Written problem: Copy the data exactly as it appears, and do not include any pictures.

Source records:
----
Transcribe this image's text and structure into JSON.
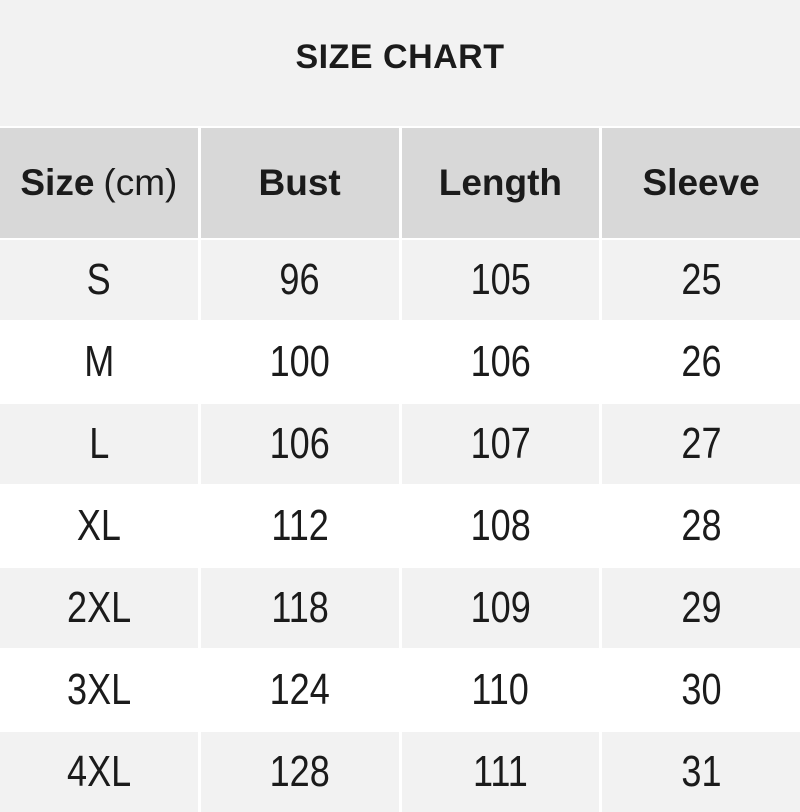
{
  "title": "SIZE CHART",
  "table": {
    "header": {
      "size": "Size",
      "size_unit": "(cm)",
      "bust": "Bust",
      "length": "Length",
      "sleeve": "Sleeve"
    }
  },
  "chart_data": {
    "type": "table",
    "title": "SIZE CHART",
    "unit": "cm",
    "columns": [
      "Size (cm)",
      "Bust",
      "Length",
      "Sleeve"
    ],
    "rows": [
      [
        "S",
        96,
        105,
        25
      ],
      [
        "M",
        100,
        106,
        26
      ],
      [
        "L",
        106,
        107,
        27
      ],
      [
        "XL",
        112,
        108,
        28
      ],
      [
        "2XL",
        118,
        109,
        29
      ],
      [
        "3XL",
        124,
        110,
        30
      ],
      [
        "4XL",
        128,
        111,
        31
      ]
    ]
  },
  "colors": {
    "page_bg": "#f2f2f2",
    "header_bg": "#d8d8d8",
    "row_alt_bg": "#f2f2f2",
    "row_bg": "#ffffff",
    "gap_color": "#ffffff",
    "text_color": "#1b1b1b"
  }
}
----
Task response:
Transcribe this image's text and structure into JSON.
{
  "title": "SIZE CHART",
  "table": {
    "header": {
      "size": "Size",
      "size_unit": "(cm)",
      "bust": "Bust",
      "length": "Length",
      "sleeve": "Sleeve"
    }
  },
  "chart_data": {
    "type": "table",
    "title": "SIZE CHART",
    "unit": "cm",
    "columns": [
      "Size (cm)",
      "Bust",
      "Length",
      "Sleeve"
    ],
    "rows": [
      [
        "S",
        96,
        105,
        25
      ],
      [
        "M",
        100,
        106,
        26
      ],
      [
        "L",
        106,
        107,
        27
      ],
      [
        "XL",
        112,
        108,
        28
      ],
      [
        "2XL",
        118,
        109,
        29
      ],
      [
        "3XL",
        124,
        110,
        30
      ],
      [
        "4XL",
        128,
        111,
        31
      ]
    ]
  },
  "colors": {
    "page_bg": "#f2f2f2",
    "header_bg": "#d8d8d8",
    "row_alt_bg": "#f2f2f2",
    "row_bg": "#ffffff",
    "gap_color": "#ffffff",
    "text_color": "#1b1b1b"
  }
}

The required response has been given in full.